(DO THIS): Write out all the entries word for word, but skip any images.

(Dataset excerpt)
== == ==
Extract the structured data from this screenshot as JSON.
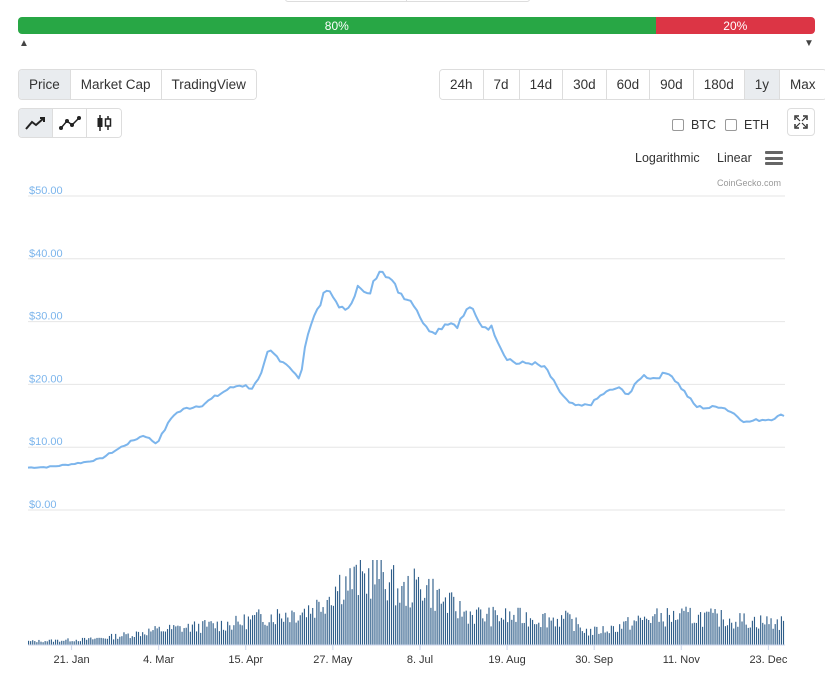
{
  "sentiment": {
    "up_label": "80%",
    "down_label": "20%",
    "up_value": 80,
    "down_value": 20,
    "up_color": "#28a745",
    "down_color": "#dc3545"
  },
  "tabs": [
    "Price",
    "Market Cap",
    "TradingView"
  ],
  "active_tab": "Price",
  "ranges": [
    "24h",
    "7d",
    "14d",
    "30d",
    "60d",
    "90d",
    "180d",
    "1y",
    "Max"
  ],
  "active_range": "1y",
  "chart_types": [
    {
      "icon": "line-chart-icon",
      "active": true
    },
    {
      "icon": "line-points-chart-icon",
      "active": false
    },
    {
      "icon": "candlestick-chart-icon",
      "active": false
    }
  ],
  "compare": {
    "btc_label": "BTC",
    "eth_label": "ETH"
  },
  "scale": {
    "log_label": "Logarithmic",
    "linear_label": "Linear"
  },
  "credit": "CoinGecko.com",
  "chart_data": {
    "type": "line",
    "title": "",
    "xlabel": "",
    "ylabel": "",
    "line_color": "#7cb5ec",
    "volume_color": "#2f5e8a",
    "grid": true,
    "ylim": [
      0,
      50
    ],
    "yticks": [
      "$0.00",
      "$10.00",
      "$20.00",
      "$30.00",
      "$40.00",
      "$50.00"
    ],
    "ytick_values": [
      0,
      10,
      20,
      30,
      40,
      50
    ],
    "xticks": [
      {
        "label": "21. Jan",
        "day": 21
      },
      {
        "label": "4. Mar",
        "day": 63
      },
      {
        "label": "15. Apr",
        "day": 105
      },
      {
        "label": "27. May",
        "day": 147
      },
      {
        "label": "8. Jul",
        "day": 189
      },
      {
        "label": "19. Aug",
        "day": 231
      },
      {
        "label": "30. Sep",
        "day": 273
      },
      {
        "label": "11. Nov",
        "day": 315
      },
      {
        "label": "23. Dec",
        "day": 357
      }
    ],
    "price_series": {
      "name": "Price",
      "x_days": [
        0,
        10,
        20,
        28,
        35,
        42,
        50,
        56,
        62,
        70,
        76,
        84,
        90,
        96,
        102,
        108,
        112,
        116,
        121,
        126,
        131,
        135,
        140,
        144,
        148,
        153,
        159,
        164,
        170,
        176,
        180,
        186,
        192,
        197,
        202,
        207,
        213,
        218,
        224,
        230,
        236,
        243,
        250,
        255,
        261,
        266,
        272,
        277,
        284,
        290,
        296,
        302,
        309,
        315,
        322,
        328,
        334,
        340,
        346,
        352,
        358,
        365
      ],
      "values": [
        5.8,
        5.9,
        6.3,
        6.7,
        7.2,
        8.5,
        10.0,
        11.0,
        9.6,
        14.2,
        15.2,
        15.8,
        17.0,
        18.2,
        19.0,
        18.5,
        20.0,
        24.5,
        23.2,
        22.0,
        19.6,
        27.5,
        31.5,
        34.0,
        32.5,
        30.5,
        34.5,
        33.0,
        38.0,
        35.0,
        33.5,
        32.0,
        28.0,
        27.5,
        29.0,
        28.5,
        31.5,
        28.5,
        28.0,
        23.5,
        22.3,
        22.5,
        21.5,
        18.5,
        16.0,
        15.5,
        16.0,
        17.5,
        18.5,
        17.5,
        20.5,
        20.0,
        21.0,
        18.5,
        15.5,
        15.3,
        15.6,
        14.5,
        13.0,
        13.4,
        13.5,
        14.3
      ]
    },
    "volume_series": {
      "name": "Volume",
      "x_days": [
        0,
        30,
        50,
        60,
        80,
        100,
        115,
        130,
        140,
        150,
        160,
        170,
        180,
        190,
        200,
        210,
        220,
        240,
        260,
        270,
        280,
        300,
        320,
        340,
        365
      ],
      "values": [
        0.05,
        0.08,
        0.15,
        0.2,
        0.25,
        0.3,
        0.4,
        0.45,
        0.55,
        0.85,
        0.9,
        1.0,
        0.7,
        0.85,
        0.6,
        0.45,
        0.4,
        0.38,
        0.35,
        0.18,
        0.22,
        0.38,
        0.4,
        0.35,
        0.3
      ]
    }
  }
}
== == ==
(EXPECTED ANSWER):
Extract the structured data from this screenshot as JSON.
{
  "sentiment": {
    "up_label": "80%",
    "down_label": "20%",
    "up_value": 80,
    "down_value": 20,
    "up_color": "#28a745",
    "down_color": "#dc3545"
  },
  "tabs": [
    "Price",
    "Market Cap",
    "TradingView"
  ],
  "active_tab": "Price",
  "ranges": [
    "24h",
    "7d",
    "14d",
    "30d",
    "60d",
    "90d",
    "180d",
    "1y",
    "Max"
  ],
  "active_range": "1y",
  "chart_types": [
    {
      "icon": "line-chart-icon",
      "active": true
    },
    {
      "icon": "line-points-chart-icon",
      "active": false
    },
    {
      "icon": "candlestick-chart-icon",
      "active": false
    }
  ],
  "compare": {
    "btc_label": "BTC",
    "eth_label": "ETH"
  },
  "scale": {
    "log_label": "Logarithmic",
    "linear_label": "Linear"
  },
  "credit": "CoinGecko.com",
  "chart_data": {
    "type": "line",
    "title": "",
    "xlabel": "",
    "ylabel": "",
    "line_color": "#7cb5ec",
    "volume_color": "#2f5e8a",
    "grid": true,
    "ylim": [
      0,
      50
    ],
    "yticks": [
      "$0.00",
      "$10.00",
      "$20.00",
      "$30.00",
      "$40.00",
      "$50.00"
    ],
    "ytick_values": [
      0,
      10,
      20,
      30,
      40,
      50
    ],
    "xticks": [
      {
        "label": "21. Jan",
        "day": 21
      },
      {
        "label": "4. Mar",
        "day": 63
      },
      {
        "label": "15. Apr",
        "day": 105
      },
      {
        "label": "27. May",
        "day": 147
      },
      {
        "label": "8. Jul",
        "day": 189
      },
      {
        "label": "19. Aug",
        "day": 231
      },
      {
        "label": "30. Sep",
        "day": 273
      },
      {
        "label": "11. Nov",
        "day": 315
      },
      {
        "label": "23. Dec",
        "day": 357
      }
    ],
    "price_series": {
      "name": "Price",
      "x_days": [
        0,
        10,
        20,
        28,
        35,
        42,
        50,
        56,
        62,
        70,
        76,
        84,
        90,
        96,
        102,
        108,
        112,
        116,
        121,
        126,
        131,
        135,
        140,
        144,
        148,
        153,
        159,
        164,
        170,
        176,
        180,
        186,
        192,
        197,
        202,
        207,
        213,
        218,
        224,
        230,
        236,
        243,
        250,
        255,
        261,
        266,
        272,
        277,
        284,
        290,
        296,
        302,
        309,
        315,
        322,
        328,
        334,
        340,
        346,
        352,
        358,
        365
      ],
      "values": [
        5.8,
        5.9,
        6.3,
        6.7,
        7.2,
        8.5,
        10.0,
        11.0,
        9.6,
        14.2,
        15.2,
        15.8,
        17.0,
        18.2,
        19.0,
        18.5,
        20.0,
        24.5,
        23.2,
        22.0,
        19.6,
        27.5,
        31.5,
        34.0,
        32.5,
        30.5,
        34.5,
        33.0,
        38.0,
        35.0,
        33.5,
        32.0,
        28.0,
        27.5,
        29.0,
        28.5,
        31.5,
        28.5,
        28.0,
        23.5,
        22.3,
        22.5,
        21.5,
        18.5,
        16.0,
        15.5,
        16.0,
        17.5,
        18.5,
        17.5,
        20.5,
        20.0,
        21.0,
        18.5,
        15.5,
        15.3,
        15.6,
        14.5,
        13.0,
        13.4,
        13.5,
        14.3
      ]
    },
    "volume_series": {
      "name": "Volume",
      "x_days": [
        0,
        30,
        50,
        60,
        80,
        100,
        115,
        130,
        140,
        150,
        160,
        170,
        180,
        190,
        200,
        210,
        220,
        240,
        260,
        270,
        280,
        300,
        320,
        340,
        365
      ],
      "values": [
        0.05,
        0.08,
        0.15,
        0.2,
        0.25,
        0.3,
        0.4,
        0.45,
        0.55,
        0.85,
        0.9,
        1.0,
        0.7,
        0.85,
        0.6,
        0.45,
        0.4,
        0.38,
        0.35,
        0.18,
        0.22,
        0.38,
        0.4,
        0.35,
        0.3
      ]
    }
  }
}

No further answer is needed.